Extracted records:
Start

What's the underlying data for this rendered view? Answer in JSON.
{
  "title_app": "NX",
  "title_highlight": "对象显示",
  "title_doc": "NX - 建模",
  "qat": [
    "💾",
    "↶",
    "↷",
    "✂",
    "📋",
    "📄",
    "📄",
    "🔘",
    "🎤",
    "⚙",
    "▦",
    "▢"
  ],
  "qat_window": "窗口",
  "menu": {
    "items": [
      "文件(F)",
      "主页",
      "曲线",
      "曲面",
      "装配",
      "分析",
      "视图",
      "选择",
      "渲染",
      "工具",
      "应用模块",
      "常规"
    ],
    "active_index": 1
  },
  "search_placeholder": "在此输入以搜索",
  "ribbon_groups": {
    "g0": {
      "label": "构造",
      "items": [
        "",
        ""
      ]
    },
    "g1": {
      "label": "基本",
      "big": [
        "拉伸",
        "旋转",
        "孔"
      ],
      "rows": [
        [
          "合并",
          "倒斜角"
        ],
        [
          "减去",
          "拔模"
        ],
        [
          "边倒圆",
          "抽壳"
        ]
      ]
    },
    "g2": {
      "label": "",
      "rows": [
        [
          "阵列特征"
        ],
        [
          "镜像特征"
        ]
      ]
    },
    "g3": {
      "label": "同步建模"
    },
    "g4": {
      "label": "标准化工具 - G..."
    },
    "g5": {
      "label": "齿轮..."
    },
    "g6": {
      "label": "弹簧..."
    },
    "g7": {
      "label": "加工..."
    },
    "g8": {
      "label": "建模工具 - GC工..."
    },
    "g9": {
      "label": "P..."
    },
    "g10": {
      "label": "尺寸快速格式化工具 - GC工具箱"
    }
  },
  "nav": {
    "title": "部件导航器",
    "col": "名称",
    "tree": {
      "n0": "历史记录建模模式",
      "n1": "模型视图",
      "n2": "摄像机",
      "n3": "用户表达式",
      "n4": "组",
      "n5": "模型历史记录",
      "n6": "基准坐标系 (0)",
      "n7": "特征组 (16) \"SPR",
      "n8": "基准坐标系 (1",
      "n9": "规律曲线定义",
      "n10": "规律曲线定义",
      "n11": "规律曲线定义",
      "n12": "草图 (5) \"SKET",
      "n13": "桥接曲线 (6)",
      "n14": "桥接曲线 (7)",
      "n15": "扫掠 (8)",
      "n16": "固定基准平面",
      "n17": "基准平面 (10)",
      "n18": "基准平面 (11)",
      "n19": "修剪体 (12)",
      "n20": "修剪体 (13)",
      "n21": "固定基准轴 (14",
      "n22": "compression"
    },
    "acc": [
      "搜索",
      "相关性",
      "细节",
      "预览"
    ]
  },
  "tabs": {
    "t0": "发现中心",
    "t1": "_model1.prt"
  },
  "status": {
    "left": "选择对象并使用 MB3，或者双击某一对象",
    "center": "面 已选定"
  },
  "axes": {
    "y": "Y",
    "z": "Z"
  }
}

End

What the task asks: Copy out the material word for word and line for line.

Exercise result:
What's the underlying data for this rendered view? Answer in JSON.
{
  "title_app": "NX",
  "title_highlight": "对象显示",
  "title_doc": "NX - 建模",
  "qat": [
    "💾",
    "↶",
    "↷",
    "✂",
    "📋",
    "📄",
    "📄",
    "🔘",
    "🎤",
    "⚙",
    "▦",
    "▢"
  ],
  "qat_window": "窗口",
  "menu": {
    "items": [
      "文件(F)",
      "主页",
      "曲线",
      "曲面",
      "装配",
      "分析",
      "视图",
      "选择",
      "渲染",
      "工具",
      "应用模块",
      "常规"
    ],
    "active_index": 1
  },
  "search_placeholder": "在此输入以搜索",
  "ribbon_groups": {
    "g0": {
      "label": "构造",
      "items": [
        "",
        ""
      ]
    },
    "g1": {
      "label": "基本",
      "big": [
        "拉伸",
        "旋转",
        "孔"
      ],
      "rows": [
        [
          "合并",
          "倒斜角"
        ],
        [
          "减去",
          "拔模"
        ],
        [
          "边倒圆",
          "抽壳"
        ]
      ]
    },
    "g2": {
      "label": "",
      "rows": [
        [
          "阵列特征"
        ],
        [
          "镜像特征"
        ]
      ]
    },
    "g3": {
      "label": "同步建模"
    },
    "g4": {
      "label": "标准化工具 - G..."
    },
    "g5": {
      "label": "齿轮..."
    },
    "g6": {
      "label": "弹簧..."
    },
    "g7": {
      "label": "加工..."
    },
    "g8": {
      "label": "建模工具 - GC工..."
    },
    "g9": {
      "label": "P..."
    },
    "g10": {
      "label": "尺寸快速格式化工具 - GC工具箱"
    }
  },
  "nav": {
    "title": "部件导航器",
    "col": "名称",
    "tree": {
      "n0": "历史记录建模模式",
      "n1": "模型视图",
      "n2": "摄像机",
      "n3": "用户表达式",
      "n4": "组",
      "n5": "模型历史记录",
      "n6": "基准坐标系 (0)",
      "n7": "特征组 (16) \"SPR",
      "n8": "基准坐标系 (1",
      "n9": "规律曲线定义",
      "n10": "规律曲线定义",
      "n11": "规律曲线定义",
      "n12": "草图 (5) \"SKET",
      "n13": "桥接曲线 (6)",
      "n14": "桥接曲线 (7)",
      "n15": "扫掠 (8)",
      "n16": "固定基准平面",
      "n17": "基准平面 (10)",
      "n18": "基准平面 (11)",
      "n19": "修剪体 (12)",
      "n20": "修剪体 (13)",
      "n21": "固定基准轴 (14",
      "n22": "compression"
    },
    "acc": [
      "搜索",
      "相关性",
      "细节",
      "预览"
    ]
  },
  "tabs": {
    "t0": "发现中心",
    "t1": "_model1.prt"
  },
  "status": {
    "left": "选择对象并使用 MB3，或者双击某一对象",
    "center": "面 已选定"
  },
  "axes": {
    "y": "Y",
    "z": "Z"
  }
}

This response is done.